** Raw data **
----

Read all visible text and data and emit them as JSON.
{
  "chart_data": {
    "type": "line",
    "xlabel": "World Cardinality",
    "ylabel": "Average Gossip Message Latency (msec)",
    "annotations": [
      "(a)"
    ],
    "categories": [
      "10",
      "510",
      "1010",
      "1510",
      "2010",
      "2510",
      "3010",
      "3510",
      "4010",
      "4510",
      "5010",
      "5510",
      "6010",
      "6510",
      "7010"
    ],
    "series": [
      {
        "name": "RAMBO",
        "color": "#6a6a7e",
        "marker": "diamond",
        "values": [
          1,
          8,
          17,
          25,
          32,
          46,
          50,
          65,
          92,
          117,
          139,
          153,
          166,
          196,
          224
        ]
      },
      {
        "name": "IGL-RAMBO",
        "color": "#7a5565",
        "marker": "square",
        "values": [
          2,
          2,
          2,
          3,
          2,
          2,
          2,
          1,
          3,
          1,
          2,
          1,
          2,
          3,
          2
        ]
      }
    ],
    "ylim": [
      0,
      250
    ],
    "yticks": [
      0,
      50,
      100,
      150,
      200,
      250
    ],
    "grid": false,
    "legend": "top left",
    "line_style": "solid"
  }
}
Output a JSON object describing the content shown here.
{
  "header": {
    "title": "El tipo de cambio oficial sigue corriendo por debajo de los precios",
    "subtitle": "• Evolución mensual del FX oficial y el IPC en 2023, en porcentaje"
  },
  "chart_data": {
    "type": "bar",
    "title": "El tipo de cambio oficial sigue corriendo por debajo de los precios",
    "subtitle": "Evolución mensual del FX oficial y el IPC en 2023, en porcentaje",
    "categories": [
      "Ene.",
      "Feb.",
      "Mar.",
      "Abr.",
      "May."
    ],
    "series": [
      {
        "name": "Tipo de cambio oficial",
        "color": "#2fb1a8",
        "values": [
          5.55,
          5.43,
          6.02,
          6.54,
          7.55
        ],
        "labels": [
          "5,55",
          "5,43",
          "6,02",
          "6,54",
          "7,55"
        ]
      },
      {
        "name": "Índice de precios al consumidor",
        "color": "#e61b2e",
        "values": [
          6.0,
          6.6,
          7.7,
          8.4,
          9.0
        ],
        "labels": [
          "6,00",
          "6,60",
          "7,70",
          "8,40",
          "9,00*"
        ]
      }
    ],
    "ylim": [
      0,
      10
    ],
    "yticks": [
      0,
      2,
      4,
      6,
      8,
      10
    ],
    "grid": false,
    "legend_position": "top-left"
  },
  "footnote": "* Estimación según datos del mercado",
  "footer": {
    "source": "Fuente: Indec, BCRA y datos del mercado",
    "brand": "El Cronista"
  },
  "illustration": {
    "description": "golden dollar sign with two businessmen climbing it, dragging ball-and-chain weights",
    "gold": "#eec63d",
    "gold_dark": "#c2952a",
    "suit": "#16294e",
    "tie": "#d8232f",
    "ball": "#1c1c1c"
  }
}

----

** Task brief **
List every line above that holds the word "ball".

** Answer for the task **
    "description": "golden dollar sign with two businessmen climbing it, dragging ball-and-chain weights",
    "ball": "#1c1c1c"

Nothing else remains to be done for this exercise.